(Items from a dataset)
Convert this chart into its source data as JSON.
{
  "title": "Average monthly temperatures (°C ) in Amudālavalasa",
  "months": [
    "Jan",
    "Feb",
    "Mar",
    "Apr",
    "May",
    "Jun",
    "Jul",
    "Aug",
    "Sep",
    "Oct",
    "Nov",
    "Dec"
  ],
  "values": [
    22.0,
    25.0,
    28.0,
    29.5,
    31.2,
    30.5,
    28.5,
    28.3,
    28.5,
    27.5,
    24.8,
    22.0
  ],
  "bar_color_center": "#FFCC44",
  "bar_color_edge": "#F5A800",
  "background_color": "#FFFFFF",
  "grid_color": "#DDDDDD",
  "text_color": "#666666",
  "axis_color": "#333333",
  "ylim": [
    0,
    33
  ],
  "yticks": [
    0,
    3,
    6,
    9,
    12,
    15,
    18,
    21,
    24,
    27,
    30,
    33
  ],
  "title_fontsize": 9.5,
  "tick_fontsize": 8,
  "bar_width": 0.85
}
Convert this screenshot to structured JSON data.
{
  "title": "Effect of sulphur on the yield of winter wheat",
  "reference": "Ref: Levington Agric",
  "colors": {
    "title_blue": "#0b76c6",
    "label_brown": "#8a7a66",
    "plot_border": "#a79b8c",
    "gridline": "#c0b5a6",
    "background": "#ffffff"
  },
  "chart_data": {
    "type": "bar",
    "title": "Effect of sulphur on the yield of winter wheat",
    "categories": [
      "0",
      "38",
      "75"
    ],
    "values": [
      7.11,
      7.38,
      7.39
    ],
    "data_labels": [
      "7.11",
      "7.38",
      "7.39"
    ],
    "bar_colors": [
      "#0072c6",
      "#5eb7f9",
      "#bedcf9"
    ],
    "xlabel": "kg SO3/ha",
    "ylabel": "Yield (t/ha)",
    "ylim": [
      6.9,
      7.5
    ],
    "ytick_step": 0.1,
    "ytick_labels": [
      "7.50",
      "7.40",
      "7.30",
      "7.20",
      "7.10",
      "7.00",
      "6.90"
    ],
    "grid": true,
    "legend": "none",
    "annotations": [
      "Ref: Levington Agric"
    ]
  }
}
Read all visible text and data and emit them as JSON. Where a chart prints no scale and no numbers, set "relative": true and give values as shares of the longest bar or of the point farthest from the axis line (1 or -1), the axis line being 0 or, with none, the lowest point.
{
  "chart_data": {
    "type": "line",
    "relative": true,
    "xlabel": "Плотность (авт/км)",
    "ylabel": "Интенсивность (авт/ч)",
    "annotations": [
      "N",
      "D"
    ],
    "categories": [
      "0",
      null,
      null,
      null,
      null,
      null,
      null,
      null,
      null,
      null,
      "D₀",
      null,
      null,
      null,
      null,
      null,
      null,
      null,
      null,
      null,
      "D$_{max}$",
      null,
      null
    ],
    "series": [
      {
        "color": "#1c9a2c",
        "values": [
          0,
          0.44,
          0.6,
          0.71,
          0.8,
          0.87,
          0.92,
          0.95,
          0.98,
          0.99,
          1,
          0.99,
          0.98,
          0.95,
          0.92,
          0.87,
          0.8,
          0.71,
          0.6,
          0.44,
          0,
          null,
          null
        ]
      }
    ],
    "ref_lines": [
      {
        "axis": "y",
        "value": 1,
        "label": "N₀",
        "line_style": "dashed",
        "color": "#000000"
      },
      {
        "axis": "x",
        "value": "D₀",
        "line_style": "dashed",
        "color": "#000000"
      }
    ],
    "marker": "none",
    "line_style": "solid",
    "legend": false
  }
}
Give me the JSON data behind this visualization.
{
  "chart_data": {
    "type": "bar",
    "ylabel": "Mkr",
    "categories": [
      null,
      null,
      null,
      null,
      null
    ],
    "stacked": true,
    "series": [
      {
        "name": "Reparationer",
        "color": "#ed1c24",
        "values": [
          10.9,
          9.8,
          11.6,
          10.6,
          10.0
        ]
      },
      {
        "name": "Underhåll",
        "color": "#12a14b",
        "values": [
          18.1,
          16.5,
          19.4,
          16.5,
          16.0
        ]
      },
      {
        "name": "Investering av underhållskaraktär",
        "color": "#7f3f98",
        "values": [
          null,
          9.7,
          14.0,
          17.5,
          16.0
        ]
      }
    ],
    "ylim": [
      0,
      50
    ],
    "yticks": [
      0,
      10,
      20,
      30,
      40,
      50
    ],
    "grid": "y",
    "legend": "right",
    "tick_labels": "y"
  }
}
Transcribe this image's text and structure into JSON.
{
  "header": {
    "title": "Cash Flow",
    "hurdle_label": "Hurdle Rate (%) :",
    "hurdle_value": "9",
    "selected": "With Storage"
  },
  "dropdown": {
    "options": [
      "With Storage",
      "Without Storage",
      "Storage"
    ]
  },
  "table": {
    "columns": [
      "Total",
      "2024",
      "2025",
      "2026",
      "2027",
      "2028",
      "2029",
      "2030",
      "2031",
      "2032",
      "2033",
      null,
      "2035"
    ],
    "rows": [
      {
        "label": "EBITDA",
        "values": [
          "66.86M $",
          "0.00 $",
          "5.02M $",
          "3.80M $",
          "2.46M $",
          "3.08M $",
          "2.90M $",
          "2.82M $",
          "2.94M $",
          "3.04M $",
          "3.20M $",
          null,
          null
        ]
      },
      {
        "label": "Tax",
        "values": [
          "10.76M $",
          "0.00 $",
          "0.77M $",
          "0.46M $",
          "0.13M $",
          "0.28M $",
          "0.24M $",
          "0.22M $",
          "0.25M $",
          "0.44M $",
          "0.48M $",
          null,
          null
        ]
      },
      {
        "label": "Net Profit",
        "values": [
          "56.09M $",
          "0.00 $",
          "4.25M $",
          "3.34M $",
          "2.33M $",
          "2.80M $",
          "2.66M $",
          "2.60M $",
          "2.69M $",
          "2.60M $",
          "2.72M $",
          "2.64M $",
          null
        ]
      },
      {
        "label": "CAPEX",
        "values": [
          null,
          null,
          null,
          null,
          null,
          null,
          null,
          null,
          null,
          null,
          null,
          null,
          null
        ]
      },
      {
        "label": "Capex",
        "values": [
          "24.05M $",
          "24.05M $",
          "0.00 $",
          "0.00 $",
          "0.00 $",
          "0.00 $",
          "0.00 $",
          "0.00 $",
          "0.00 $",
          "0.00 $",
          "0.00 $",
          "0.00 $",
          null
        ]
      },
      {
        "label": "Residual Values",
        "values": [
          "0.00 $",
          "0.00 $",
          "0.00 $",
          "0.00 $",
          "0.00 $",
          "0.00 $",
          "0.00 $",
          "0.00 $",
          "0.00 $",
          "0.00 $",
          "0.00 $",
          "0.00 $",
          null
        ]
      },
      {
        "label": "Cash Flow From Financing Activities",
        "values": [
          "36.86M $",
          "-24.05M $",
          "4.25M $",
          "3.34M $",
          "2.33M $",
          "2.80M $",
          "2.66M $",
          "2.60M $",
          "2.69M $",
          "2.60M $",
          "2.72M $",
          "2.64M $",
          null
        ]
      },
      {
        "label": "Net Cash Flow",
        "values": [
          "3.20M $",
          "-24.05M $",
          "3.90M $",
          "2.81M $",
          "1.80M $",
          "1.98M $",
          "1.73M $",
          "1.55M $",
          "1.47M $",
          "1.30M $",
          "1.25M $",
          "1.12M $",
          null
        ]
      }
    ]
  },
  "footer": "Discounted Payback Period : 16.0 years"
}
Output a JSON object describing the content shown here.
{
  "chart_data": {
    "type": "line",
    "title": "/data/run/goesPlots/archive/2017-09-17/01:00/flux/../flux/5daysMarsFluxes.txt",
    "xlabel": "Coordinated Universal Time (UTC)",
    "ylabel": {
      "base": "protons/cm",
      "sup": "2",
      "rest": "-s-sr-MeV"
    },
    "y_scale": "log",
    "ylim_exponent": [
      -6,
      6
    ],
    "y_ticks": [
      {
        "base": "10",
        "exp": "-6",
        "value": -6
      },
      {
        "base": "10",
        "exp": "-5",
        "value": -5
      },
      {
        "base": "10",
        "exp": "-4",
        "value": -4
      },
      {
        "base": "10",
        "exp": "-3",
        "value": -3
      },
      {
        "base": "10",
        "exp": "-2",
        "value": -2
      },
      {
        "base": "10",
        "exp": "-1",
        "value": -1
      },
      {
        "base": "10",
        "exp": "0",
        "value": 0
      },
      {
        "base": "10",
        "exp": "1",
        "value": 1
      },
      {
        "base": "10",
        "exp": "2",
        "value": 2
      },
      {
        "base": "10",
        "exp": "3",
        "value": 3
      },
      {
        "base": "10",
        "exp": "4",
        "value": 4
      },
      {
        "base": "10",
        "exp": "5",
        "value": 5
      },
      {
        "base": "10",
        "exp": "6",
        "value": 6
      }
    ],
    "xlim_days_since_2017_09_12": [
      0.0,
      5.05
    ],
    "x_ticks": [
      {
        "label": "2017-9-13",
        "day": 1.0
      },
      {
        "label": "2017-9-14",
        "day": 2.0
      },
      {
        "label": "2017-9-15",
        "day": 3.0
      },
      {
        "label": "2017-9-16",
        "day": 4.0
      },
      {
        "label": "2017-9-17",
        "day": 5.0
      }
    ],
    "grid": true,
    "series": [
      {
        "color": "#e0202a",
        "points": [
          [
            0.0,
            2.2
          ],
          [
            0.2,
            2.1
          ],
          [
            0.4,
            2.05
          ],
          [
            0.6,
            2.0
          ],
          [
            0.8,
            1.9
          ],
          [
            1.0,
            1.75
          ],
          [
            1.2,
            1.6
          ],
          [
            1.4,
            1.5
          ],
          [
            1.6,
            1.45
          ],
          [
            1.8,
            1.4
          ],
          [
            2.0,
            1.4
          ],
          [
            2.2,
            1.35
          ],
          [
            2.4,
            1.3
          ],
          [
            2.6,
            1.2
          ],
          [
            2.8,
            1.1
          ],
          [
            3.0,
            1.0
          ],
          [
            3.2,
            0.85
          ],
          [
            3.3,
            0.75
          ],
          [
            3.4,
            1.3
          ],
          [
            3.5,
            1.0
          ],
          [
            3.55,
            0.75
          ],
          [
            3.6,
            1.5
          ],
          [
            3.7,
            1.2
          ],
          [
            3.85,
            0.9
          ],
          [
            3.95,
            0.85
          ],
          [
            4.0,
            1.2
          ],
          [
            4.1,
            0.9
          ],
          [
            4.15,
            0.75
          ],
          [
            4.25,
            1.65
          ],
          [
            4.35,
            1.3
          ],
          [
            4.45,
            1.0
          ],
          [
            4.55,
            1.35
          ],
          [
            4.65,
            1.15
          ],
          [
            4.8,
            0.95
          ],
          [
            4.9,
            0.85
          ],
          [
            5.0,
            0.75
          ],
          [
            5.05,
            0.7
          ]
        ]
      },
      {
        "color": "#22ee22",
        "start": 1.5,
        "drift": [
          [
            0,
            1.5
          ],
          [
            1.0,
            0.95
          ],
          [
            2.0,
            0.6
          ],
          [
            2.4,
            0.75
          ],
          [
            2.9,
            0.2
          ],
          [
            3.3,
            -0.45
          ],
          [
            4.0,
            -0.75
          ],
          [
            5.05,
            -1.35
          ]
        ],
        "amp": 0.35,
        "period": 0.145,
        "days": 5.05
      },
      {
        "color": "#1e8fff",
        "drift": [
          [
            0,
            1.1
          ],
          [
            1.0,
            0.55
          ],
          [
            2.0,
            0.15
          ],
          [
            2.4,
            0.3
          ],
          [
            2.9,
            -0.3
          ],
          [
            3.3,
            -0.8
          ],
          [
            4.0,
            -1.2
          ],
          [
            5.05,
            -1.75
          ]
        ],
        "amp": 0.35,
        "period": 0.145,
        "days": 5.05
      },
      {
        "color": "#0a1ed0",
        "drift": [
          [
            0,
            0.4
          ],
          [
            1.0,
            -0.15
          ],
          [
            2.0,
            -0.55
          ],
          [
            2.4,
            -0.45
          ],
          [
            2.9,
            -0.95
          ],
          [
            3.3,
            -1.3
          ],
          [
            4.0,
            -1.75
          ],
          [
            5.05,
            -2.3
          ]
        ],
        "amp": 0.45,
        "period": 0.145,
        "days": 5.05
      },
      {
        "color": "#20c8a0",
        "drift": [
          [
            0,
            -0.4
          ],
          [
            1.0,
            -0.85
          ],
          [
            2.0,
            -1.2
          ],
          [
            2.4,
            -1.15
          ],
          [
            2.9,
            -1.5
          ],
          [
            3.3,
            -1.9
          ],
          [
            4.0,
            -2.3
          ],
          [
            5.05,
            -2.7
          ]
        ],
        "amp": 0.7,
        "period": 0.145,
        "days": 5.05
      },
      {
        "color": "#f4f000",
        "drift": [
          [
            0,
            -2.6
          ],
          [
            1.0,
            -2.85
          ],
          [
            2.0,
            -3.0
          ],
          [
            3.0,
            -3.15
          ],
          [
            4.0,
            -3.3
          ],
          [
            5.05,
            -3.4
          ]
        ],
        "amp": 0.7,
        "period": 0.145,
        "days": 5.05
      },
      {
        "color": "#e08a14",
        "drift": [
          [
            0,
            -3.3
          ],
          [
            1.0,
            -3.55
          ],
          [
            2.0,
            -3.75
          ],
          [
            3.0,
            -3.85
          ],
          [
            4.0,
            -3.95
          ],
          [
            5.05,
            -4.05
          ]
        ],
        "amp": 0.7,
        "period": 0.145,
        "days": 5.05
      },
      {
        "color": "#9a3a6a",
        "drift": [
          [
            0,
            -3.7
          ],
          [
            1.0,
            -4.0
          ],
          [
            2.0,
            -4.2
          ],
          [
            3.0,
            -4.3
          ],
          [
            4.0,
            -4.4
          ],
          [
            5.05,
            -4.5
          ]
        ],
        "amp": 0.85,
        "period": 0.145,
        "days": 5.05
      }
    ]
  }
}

* _Exercise details_:
Each line in the listing above either holds the string "Cash" or does not; state how many do, giving the number only.

* _Answer to this problem_:
3